[Request] Please find all lines in the data that hold the string "samt" and copy them.

### Entries ###

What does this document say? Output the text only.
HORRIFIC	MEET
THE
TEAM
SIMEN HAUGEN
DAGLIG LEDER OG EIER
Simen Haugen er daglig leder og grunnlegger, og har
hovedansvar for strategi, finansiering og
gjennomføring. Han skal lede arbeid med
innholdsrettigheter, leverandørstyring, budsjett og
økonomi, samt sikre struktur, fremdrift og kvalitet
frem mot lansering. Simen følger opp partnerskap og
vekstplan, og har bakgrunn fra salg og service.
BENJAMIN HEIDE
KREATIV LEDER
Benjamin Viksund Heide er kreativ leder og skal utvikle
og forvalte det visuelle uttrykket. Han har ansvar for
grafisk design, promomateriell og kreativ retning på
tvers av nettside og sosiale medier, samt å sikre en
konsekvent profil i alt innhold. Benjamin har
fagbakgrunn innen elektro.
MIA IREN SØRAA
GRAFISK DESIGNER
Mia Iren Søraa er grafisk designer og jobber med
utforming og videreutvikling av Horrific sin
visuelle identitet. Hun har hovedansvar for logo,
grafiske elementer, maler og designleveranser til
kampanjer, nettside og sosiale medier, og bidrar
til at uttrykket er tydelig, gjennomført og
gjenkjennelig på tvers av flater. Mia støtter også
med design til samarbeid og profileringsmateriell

###
### Entries ###

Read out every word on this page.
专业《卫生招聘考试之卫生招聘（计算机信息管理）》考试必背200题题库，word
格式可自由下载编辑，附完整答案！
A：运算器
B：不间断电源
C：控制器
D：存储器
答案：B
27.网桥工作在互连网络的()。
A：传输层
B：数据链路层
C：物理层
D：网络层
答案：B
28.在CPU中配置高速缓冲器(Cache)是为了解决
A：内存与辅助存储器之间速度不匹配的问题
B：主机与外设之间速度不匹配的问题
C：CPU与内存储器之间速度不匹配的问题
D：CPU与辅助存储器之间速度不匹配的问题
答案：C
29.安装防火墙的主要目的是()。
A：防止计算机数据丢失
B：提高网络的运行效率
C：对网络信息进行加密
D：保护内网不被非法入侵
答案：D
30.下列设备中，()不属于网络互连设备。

###

[The response]
økonomi, samt sikre struktur, fremdrift og kvalitet
tvers av nettside og sosiale medier, samt å sikre en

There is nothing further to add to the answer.